THE REQUEST: Exactly as written, retype the listing below, omitting the pictures.
-- Start RECORDS FOR PROCESSING --
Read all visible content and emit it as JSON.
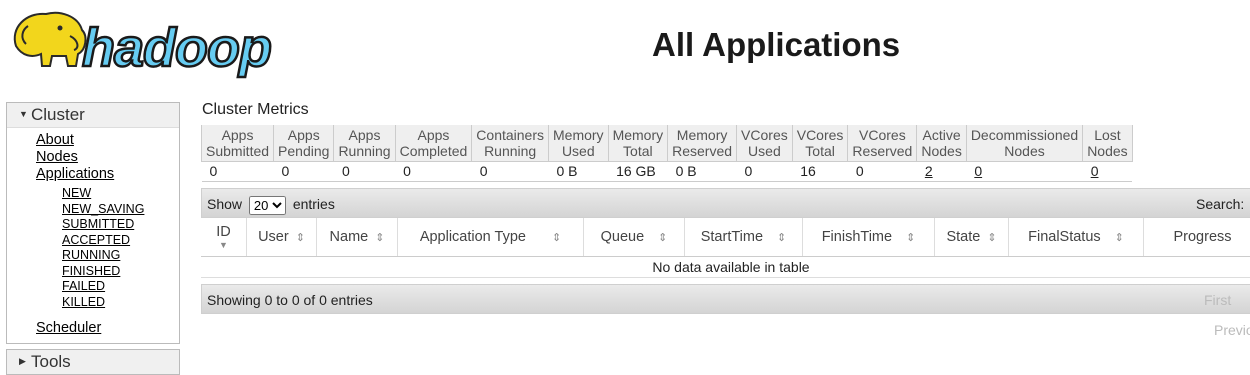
{
  "header": {
    "logo_text": "hadoop",
    "title": "All Applications"
  },
  "sidebar": {
    "cluster": {
      "label": "Cluster",
      "links": [
        "About",
        "Nodes",
        "Applications"
      ],
      "app_states": [
        "NEW",
        "NEW_SAVING",
        "SUBMITTED",
        "ACCEPTED",
        "RUNNING",
        "FINISHED",
        "FAILED",
        "KILLED"
      ],
      "scheduler": "Scheduler"
    },
    "tools": {
      "label": "Tools"
    }
  },
  "metrics": {
    "title": "Cluster Metrics",
    "columns": [
      {
        "h1": "Apps",
        "h2": "Submitted",
        "value": "0",
        "link": false
      },
      {
        "h1": "Apps",
        "h2": "Pending",
        "value": "0",
        "link": false
      },
      {
        "h1": "Apps",
        "h2": "Running",
        "value": "0",
        "link": false
      },
      {
        "h1": "Apps",
        "h2": "Completed",
        "value": "0",
        "link": false
      },
      {
        "h1": "Containers",
        "h2": "Running",
        "value": "0",
        "link": false
      },
      {
        "h1": "Memory",
        "h2": "Used",
        "value": "0 B",
        "link": false
      },
      {
        "h1": "Memory",
        "h2": "Total",
        "value": "16 GB",
        "link": false
      },
      {
        "h1": "Memory",
        "h2": "Reserved",
        "value": "0 B",
        "link": false
      },
      {
        "h1": "VCores",
        "h2": "Used",
        "value": "0",
        "link": false
      },
      {
        "h1": "VCores",
        "h2": "Total",
        "value": "16",
        "link": false
      },
      {
        "h1": "VCores",
        "h2": "Reserved",
        "value": "0",
        "link": false
      },
      {
        "h1": "Active",
        "h2": "Nodes",
        "value": "2",
        "link": true
      },
      {
        "h1": "Decommissioned",
        "h2": "Nodes",
        "value": "0",
        "link": true
      },
      {
        "h1": "Lost",
        "h2": "Nodes",
        "value": "0",
        "link": true
      }
    ]
  },
  "apps": {
    "show_label": "Show",
    "page_size": "20",
    "entries_label": "entries",
    "search_label": "Search:",
    "columns": [
      "ID",
      "User",
      "Name",
      "Application Type",
      "Queue",
      "StartTime",
      "FinishTime",
      "State",
      "FinalStatus",
      "Progress"
    ],
    "empty_text": "No data available in table",
    "info_text": "Showing 0 to 0 of 0 entries",
    "pager": {
      "first": "First",
      "previous": "Previous"
    }
  },
  "icons": {
    "sort": "sort-both-icon",
    "sort_desc": "sort-desc-icon",
    "expand": "triangle-down-icon",
    "collapse": "triangle-right-icon"
  }
}
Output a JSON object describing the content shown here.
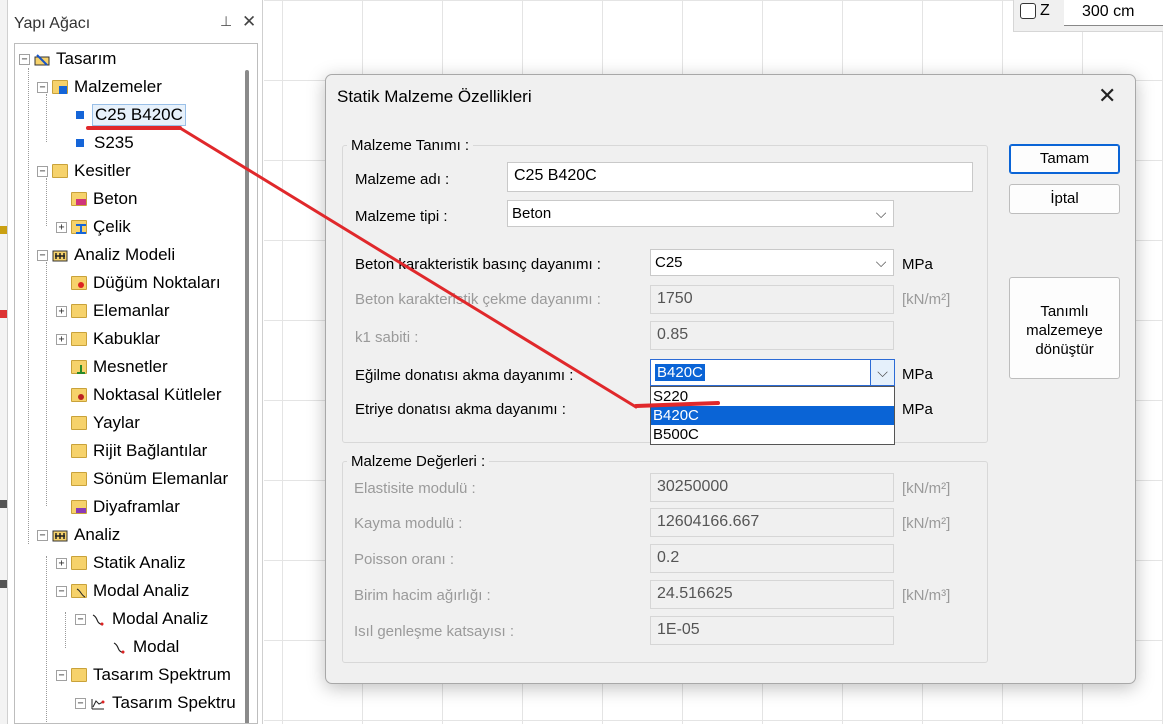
{
  "tree_panel": {
    "title": "Yapı Ağacı",
    "items": [
      {
        "label": "Tasarım",
        "expander": "−"
      },
      {
        "label": "Malzemeler",
        "expander": "−"
      },
      {
        "label": "C25 B420C"
      },
      {
        "label": "S235"
      },
      {
        "label": "Kesitler",
        "expander": "−"
      },
      {
        "label": "Beton"
      },
      {
        "label": "Çelik",
        "expander": "+"
      },
      {
        "label": "Analiz Modeli",
        "expander": "−"
      },
      {
        "label": "Düğüm Noktaları"
      },
      {
        "label": "Elemanlar",
        "expander": "+"
      },
      {
        "label": "Kabuklar",
        "expander": "+"
      },
      {
        "label": "Mesnetler"
      },
      {
        "label": "Noktasal Kütleler"
      },
      {
        "label": "Yaylar"
      },
      {
        "label": "Rijit Bağlantılar"
      },
      {
        "label": "Sönüm Elemanlar"
      },
      {
        "label": "Diyaframlar"
      },
      {
        "label": "Analiz",
        "expander": "−"
      },
      {
        "label": "Statik Analiz",
        "expander": "+"
      },
      {
        "label": "Modal Analiz",
        "expander": "−"
      },
      {
        "label": "Modal Analiz",
        "expander": "−"
      },
      {
        "label": "Modal"
      },
      {
        "label": "Tasarım Spektrum",
        "expander": "−"
      },
      {
        "label": "Tasarım Spektru",
        "expander": "−"
      }
    ]
  },
  "z_toolbar": {
    "label": "Z",
    "value": "300 cm"
  },
  "dialog": {
    "title": "Statik Malzeme Özellikleri",
    "definition_group": {
      "title": "Malzeme Tanımı :",
      "name_label": "Malzeme adı :",
      "name_value": "C25 B420C",
      "type_label": "Malzeme tipi :",
      "type_value": "Beton",
      "fck_label": "Beton karakteristik basınç dayanımı :",
      "fck_value": "C25",
      "fck_unit": "MPa",
      "fctk_label": "Beton karakteristik çekme dayanımı :",
      "fctk_value": "1750",
      "fctk_unit": "[kN/m²]",
      "k1_label": "k1 sabiti :",
      "k1_value": "0.85",
      "fyk_label": "Eğilme donatısı akma dayanımı :",
      "fyk_value": "B420C",
      "fyk_unit": "MPa",
      "fywk_label": "Etriye donatısı akma dayanımı :",
      "fywk_unit": "MPa",
      "dropdown_options": [
        "S220",
        "B420C",
        "B500C"
      ],
      "dropdown_selected": "B420C"
    },
    "values_group": {
      "title": "Malzeme Değerleri :",
      "rows": [
        {
          "label": "Elastisite modulü :",
          "value": "30250000",
          "unit": "[kN/m²]"
        },
        {
          "label": "Kayma modulü :",
          "value": "12604166.667",
          "unit": "[kN/m²]"
        },
        {
          "label": "Poisson oranı :",
          "value": "0.2",
          "unit": ""
        },
        {
          "label": "Birim hacim ağırlığı :",
          "value": "24.516625",
          "unit": "[kN/m³]"
        },
        {
          "label": "Isıl genleşme katsayısı :",
          "value": "1E-05",
          "unit": ""
        }
      ]
    },
    "buttons": {
      "ok": "Tamam",
      "cancel": "İptal",
      "convert": "Tanımlı malzemeye dönüştür"
    }
  },
  "colors": {
    "annotation": "#e0282b",
    "selection": "#0a64d6"
  }
}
-- End RECORDS FOR PROCESSING --
SOLVED PROBLEM:
Read all visible content and emit it as JSON.
{
  "header": {
    "logo_text": "hadoop",
    "title": "All Applications"
  },
  "sidebar": {
    "cluster": {
      "label": "Cluster",
      "links": [
        "About",
        "Nodes",
        "Applications"
      ],
      "app_states": [
        "NEW",
        "NEW_SAVING",
        "SUBMITTED",
        "ACCEPTED",
        "RUNNING",
        "FINISHED",
        "FAILED",
        "KILLED"
      ],
      "scheduler": "Scheduler"
    },
    "tools": {
      "label": "Tools"
    }
  },
  "metrics": {
    "title": "Cluster Metrics",
    "columns": [
      {
        "h1": "Apps",
        "h2": "Submitted",
        "value": "0",
        "link": false
      },
      {
        "h1": "Apps",
        "h2": "Pending",
        "value": "0",
        "link": false
      },
      {
        "h1": "Apps",
        "h2": "Running",
        "value": "0",
        "link": false
      },
      {
        "h1": "Apps",
        "h2": "Completed",
        "value": "0",
        "link": false
      },
      {
        "h1": "Containers",
        "h2": "Running",
        "value": "0",
        "link": false
      },
      {
        "h1": "Memory",
        "h2": "Used",
        "value": "0 B",
        "link": false
      },
      {
        "h1": "Memory",
        "h2": "Total",
        "value": "16 GB",
        "link": false
      },
      {
        "h1": "Memory",
        "h2": "Reserved",
        "value": "0 B",
        "link": false
      },
      {
        "h1": "VCores",
        "h2": "Used",
        "value": "0",
        "link": false
      },
      {
        "h1": "VCores",
        "h2": "Total",
        "value": "16",
        "link": false
      },
      {
        "h1": "VCores",
        "h2": "Reserved",
        "value": "0",
        "link": false
      },
      {
        "h1": "Active",
        "h2": "Nodes",
        "value": "2",
        "link": true
      },
      {
        "h1": "Decommissioned",
        "h2": "Nodes",
        "value": "0",
        "link": true
      },
      {
        "h1": "Lost",
        "h2": "Nodes",
        "value": "0",
        "link": true
      }
    ]
  },
  "apps": {
    "show_label": "Show",
    "page_size": "20",
    "entries_label": "entries",
    "search_label": "Search:",
    "columns": [
      "ID",
      "User",
      "Name",
      "Application Type",
      "Queue",
      "StartTime",
      "FinishTime",
      "State",
      "FinalStatus",
      "Progress"
    ],
    "empty_text": "No data available in table",
    "info_text": "Showing 0 to 0 of 0 entries",
    "pager": {
      "first": "First",
      "previous": "Previous"
    }
  },
  "icons": {
    "sort": "sort-both-icon",
    "sort_desc": "sort-desc-icon",
    "expand": "triangle-down-icon",
    "collapse": "triangle-right-icon"
  }
}
Output a JSON object describing the content shown here.
{
  "tree_panel": {
    "title": "Yapı Ağacı",
    "items": [
      {
        "label": "Tasarım",
        "expander": "−"
      },
      {
        "label": "Malzemeler",
        "expander": "−"
      },
      {
        "label": "C25 B420C"
      },
      {
        "label": "S235"
      },
      {
        "label": "Kesitler",
        "expander": "−"
      },
      {
        "label": "Beton"
      },
      {
        "label": "Çelik",
        "expander": "+"
      },
      {
        "label": "Analiz Modeli",
        "expander": "−"
      },
      {
        "label": "Düğüm Noktaları"
      },
      {
        "label": "Elemanlar",
        "expander": "+"
      },
      {
        "label": "Kabuklar",
        "expander": "+"
      },
      {
        "label": "Mesnetler"
      },
      {
        "label": "Noktasal Kütleler"
      },
      {
        "label": "Yaylar"
      },
      {
        "label": "Rijit Bağlantılar"
      },
      {
        "label": "Sönüm Elemanlar"
      },
      {
        "label": "Diyaframlar"
      },
      {
        "label": "Analiz",
        "expander": "−"
      },
      {
        "label": "Statik Analiz",
        "expander": "+"
      },
      {
        "label": "Modal Analiz",
        "expander": "−"
      },
      {
        "label": "Modal Analiz",
        "expander": "−"
      },
      {
        "label": "Modal"
      },
      {
        "label": "Tasarım Spektrum",
        "expander": "−"
      },
      {
        "label": "Tasarım Spektru",
        "expander": "−"
      }
    ]
  },
  "z_toolbar": {
    "label": "Z",
    "value": "300 cm"
  },
  "dialog": {
    "title": "Statik Malzeme Özellikleri",
    "definition_group": {
      "title": "Malzeme Tanımı :",
      "name_label": "Malzeme adı :",
      "name_value": "C25 B420C",
      "type_label": "Malzeme tipi :",
      "type_value": "Beton",
      "fck_label": "Beton karakteristik basınç dayanımı :",
      "fck_value": "C25",
      "fck_unit": "MPa",
      "fctk_label": "Beton karakteristik çekme dayanımı :",
      "fctk_value": "1750",
      "fctk_unit": "[kN/m²]",
      "k1_label": "k1 sabiti :",
      "k1_value": "0.85",
      "fyk_label": "Eğilme donatısı akma dayanımı :",
      "fyk_value": "B420C",
      "fyk_unit": "MPa",
      "fywk_label": "Etriye donatısı akma dayanımı :",
      "fywk_unit": "MPa",
      "dropdown_options": [
        "S220",
        "B420C",
        "B500C"
      ],
      "dropdown_selected": "B420C"
    },
    "values_group": {
      "title": "Malzeme Değerleri :",
      "rows": [
        {
          "label": "Elastisite modulü :",
          "value": "30250000",
          "unit": "[kN/m²]"
        },
        {
          "label": "Kayma modulü :",
          "value": "12604166.667",
          "unit": "[kN/m²]"
        },
        {
          "label": "Poisson oranı :",
          "value": "0.2",
          "unit": ""
        },
        {
          "label": "Birim hacim ağırlığı :",
          "value": "24.516625",
          "unit": "[kN/m³]"
        },
        {
          "label": "Isıl genleşme katsayısı :",
          "value": "1E-05",
          "unit": ""
        }
      ]
    },
    "buttons": {
      "ok": "Tamam",
      "cancel": "İptal",
      "convert": "Tanımlı malzemeye dönüştür"
    }
  },
  "colors": {
    "annotation": "#e0282b",
    "selection": "#0a64d6"
  }
}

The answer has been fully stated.